Write out each line of the listing as it stands, without the images.
[Begin Data records]
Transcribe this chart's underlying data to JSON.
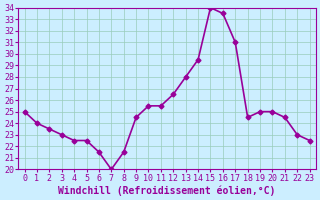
{
  "x": [
    0,
    1,
    2,
    3,
    4,
    5,
    6,
    7,
    8,
    9,
    10,
    11,
    12,
    13,
    14,
    15,
    16,
    17,
    18,
    19,
    20,
    21,
    22,
    23
  ],
  "y": [
    25.0,
    24.0,
    23.5,
    23.0,
    22.5,
    22.5,
    21.5,
    20.0,
    21.5,
    24.5,
    25.5,
    25.5,
    26.5,
    28.0,
    29.5,
    34.0,
    33.5,
    31.0,
    24.5,
    25.0,
    25.0,
    24.5,
    23.0,
    22.5
  ],
  "ylim": [
    20,
    34
  ],
  "yticks": [
    20,
    21,
    22,
    23,
    24,
    25,
    26,
    27,
    28,
    29,
    30,
    31,
    32,
    33,
    34
  ],
  "xlim": [
    -0.5,
    23.5
  ],
  "xticks": [
    0,
    1,
    2,
    3,
    4,
    5,
    6,
    7,
    8,
    9,
    10,
    11,
    12,
    13,
    14,
    15,
    16,
    17,
    18,
    19,
    20,
    21,
    22,
    23
  ],
  "line_color": "#990099",
  "marker": "D",
  "marker_size": 2.5,
  "background_color": "#cceeff",
  "grid_color": "#99ccbb",
  "xlabel": "Windchill (Refroidissement éolien,°C)",
  "xlabel_fontsize": 7,
  "tick_fontsize": 6,
  "line_width": 1.2
}
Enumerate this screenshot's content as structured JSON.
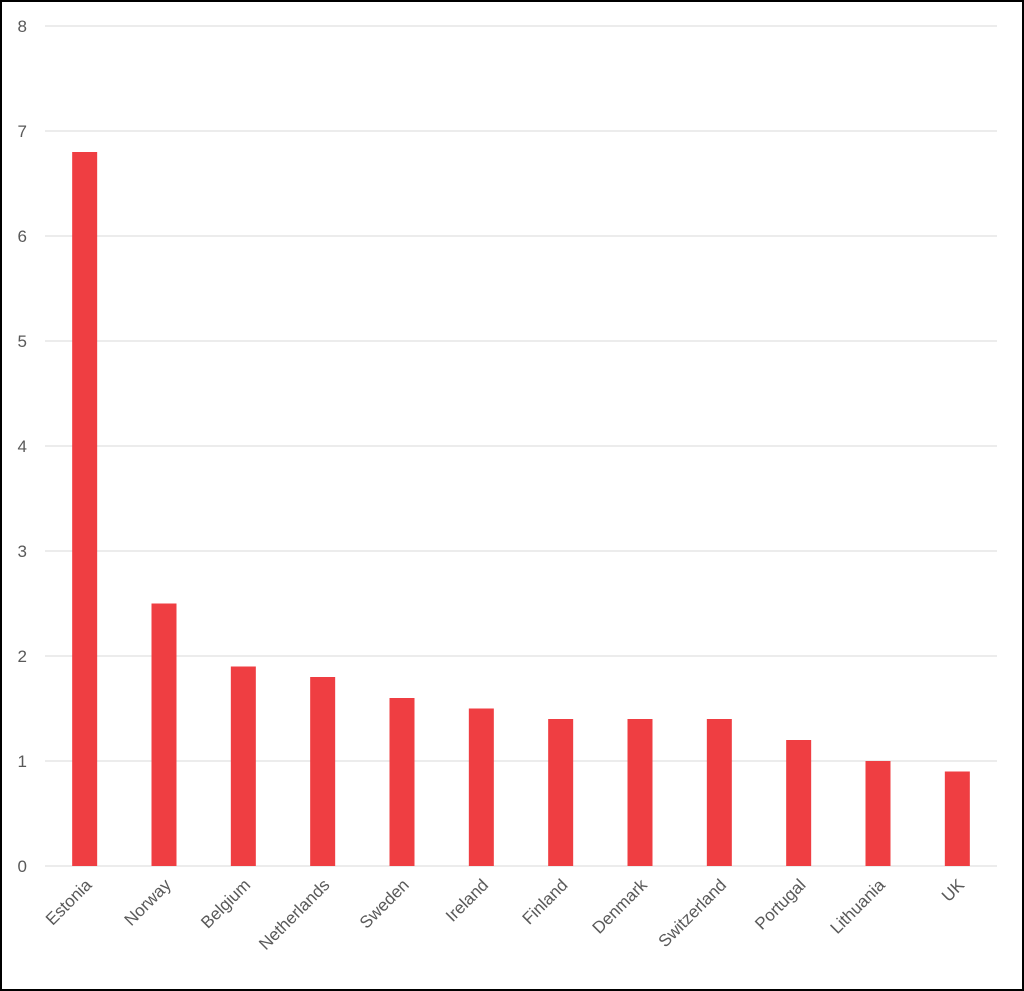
{
  "chart_data": {
    "type": "bar",
    "title": "",
    "xlabel": "",
    "ylabel": "",
    "categories": [
      "Estonia",
      "Norway",
      "Belgium",
      "Netherlands",
      "Sweden",
      "Ireland",
      "Finland",
      "Denmark",
      "Switzerland",
      "Portugal",
      "Lithuania",
      "UK"
    ],
    "values": [
      6.8,
      2.5,
      1.9,
      1.8,
      1.6,
      1.5,
      1.4,
      1.4,
      1.4,
      1.2,
      1.0,
      0.9
    ],
    "ylim": [
      0,
      8
    ],
    "yticks": [
      0,
      1,
      2,
      3,
      4,
      5,
      6,
      7,
      8
    ],
    "grid": true,
    "legend": "none",
    "bar_color": "#EF3E42",
    "grid_color": "#D9D9D9",
    "text_color": "#595959"
  }
}
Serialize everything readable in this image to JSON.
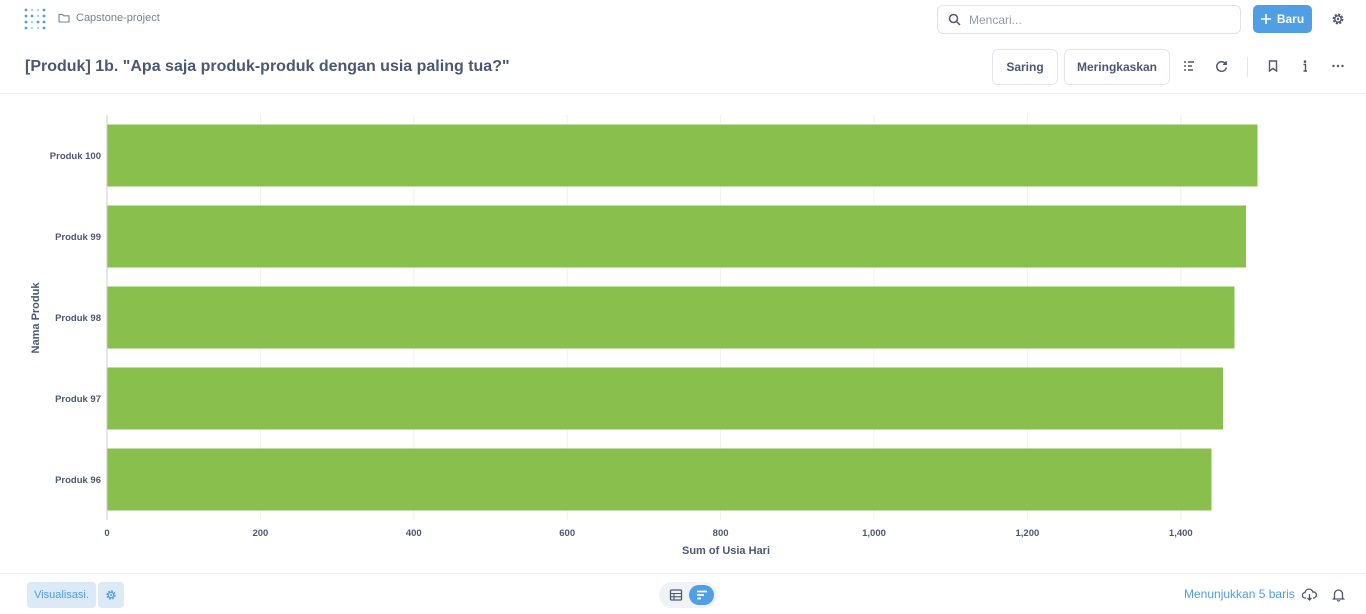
{
  "nav": {
    "collection": "Capstone-project",
    "search_placeholder": "Mencari...",
    "new_label": "Baru"
  },
  "header": {
    "title": "[Produk] 1b. \"Apa saja produk-produk dengan usia paling tua?\"",
    "filter_label": "Saring",
    "summarize_label": "Meringkaskan"
  },
  "colors": {
    "accent": "#509ee3",
    "bar": "#88bf4d"
  },
  "chart_data": {
    "type": "bar",
    "orientation": "horizontal",
    "categories": [
      "Produk 100",
      "Produk 99",
      "Produk 98",
      "Produk 97",
      "Produk 96"
    ],
    "values": [
      1500,
      1485,
      1470,
      1455,
      1440
    ],
    "xlabel": "Sum of Usia Hari",
    "ylabel": "Nama Produk",
    "xlim": [
      0,
      1600
    ],
    "x_ticks": [
      "0",
      "200",
      "400",
      "600",
      "800",
      "1,000",
      "1,200",
      "1,400"
    ],
    "grid": true,
    "legend": "none"
  },
  "footer": {
    "visualization_label": "Visualisasi.",
    "row_count_label": "Menunjukkan 5 baris"
  }
}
[End Data records]
▶ Solved problem
Transcribe this chart's underlying data to JSON.
{
  "x": [
    0,
    1,
    2,
    3,
    4,
    5,
    6,
    7,
    8,
    9,
    10,
    11,
    12,
    13,
    14,
    15,
    16,
    17,
    18,
    19,
    20,
    21,
    22,
    23
  ],
  "y": [
    25.0,
    24.0,
    23.5,
    23.0,
    22.5,
    22.5,
    21.5,
    20.0,
    21.5,
    24.5,
    25.5,
    25.5,
    26.5,
    28.0,
    29.5,
    34.0,
    33.5,
    31.0,
    24.5,
    25.0,
    25.0,
    24.5,
    23.0,
    22.5
  ],
  "ylim": [
    20,
    34
  ],
  "yticks": [
    20,
    21,
    22,
    23,
    24,
    25,
    26,
    27,
    28,
    29,
    30,
    31,
    32,
    33,
    34
  ],
  "xlim": [
    -0.5,
    23.5
  ],
  "xticks": [
    0,
    1,
    2,
    3,
    4,
    5,
    6,
    7,
    8,
    9,
    10,
    11,
    12,
    13,
    14,
    15,
    16,
    17,
    18,
    19,
    20,
    21,
    22,
    23
  ],
  "line_color": "#990099",
  "marker": "D",
  "marker_size": 2.5,
  "background_color": "#cceeff",
  "grid_color": "#99ccbb",
  "xlabel": "Windchill (Refroidissement éolien,°C)",
  "xlabel_fontsize": 7,
  "tick_fontsize": 6,
  "line_width": 1.2
}
Enumerate this screenshot's content as structured JSON.
{
  "chart_data": {
    "type": "bar",
    "title": "",
    "xlabel": "",
    "ylabel": "",
    "categories": [
      "Estonia",
      "Norway",
      "Belgium",
      "Netherlands",
      "Sweden",
      "Ireland",
      "Finland",
      "Denmark",
      "Switzerland",
      "Portugal",
      "Lithuania",
      "UK"
    ],
    "values": [
      6.8,
      2.5,
      1.9,
      1.8,
      1.6,
      1.5,
      1.4,
      1.4,
      1.4,
      1.2,
      1.0,
      0.9
    ],
    "ylim": [
      0,
      8
    ],
    "yticks": [
      0,
      1,
      2,
      3,
      4,
      5,
      6,
      7,
      8
    ],
    "grid": true,
    "legend": "none",
    "bar_color": "#EF3E42",
    "grid_color": "#D9D9D9",
    "text_color": "#595959"
  }
}
Serialize everything readable in this image to JSON.
{
  "nav": {
    "collection": "Capstone-project",
    "search_placeholder": "Mencari...",
    "new_label": "Baru"
  },
  "header": {
    "title": "[Produk] 1b. \"Apa saja produk-produk dengan usia paling tua?\"",
    "filter_label": "Saring",
    "summarize_label": "Meringkaskan"
  },
  "colors": {
    "accent": "#509ee3",
    "bar": "#88bf4d"
  },
  "chart_data": {
    "type": "bar",
    "orientation": "horizontal",
    "categories": [
      "Produk 100",
      "Produk 99",
      "Produk 98",
      "Produk 97",
      "Produk 96"
    ],
    "values": [
      1500,
      1485,
      1470,
      1455,
      1440
    ],
    "xlabel": "Sum of Usia Hari",
    "ylabel": "Nama Produk",
    "xlim": [
      0,
      1600
    ],
    "x_ticks": [
      "0",
      "200",
      "400",
      "600",
      "800",
      "1,000",
      "1,200",
      "1,400"
    ],
    "grid": true,
    "legend": "none"
  },
  "footer": {
    "visualization_label": "Visualisasi.",
    "row_count_label": "Menunjukkan 5 baris"
  }
}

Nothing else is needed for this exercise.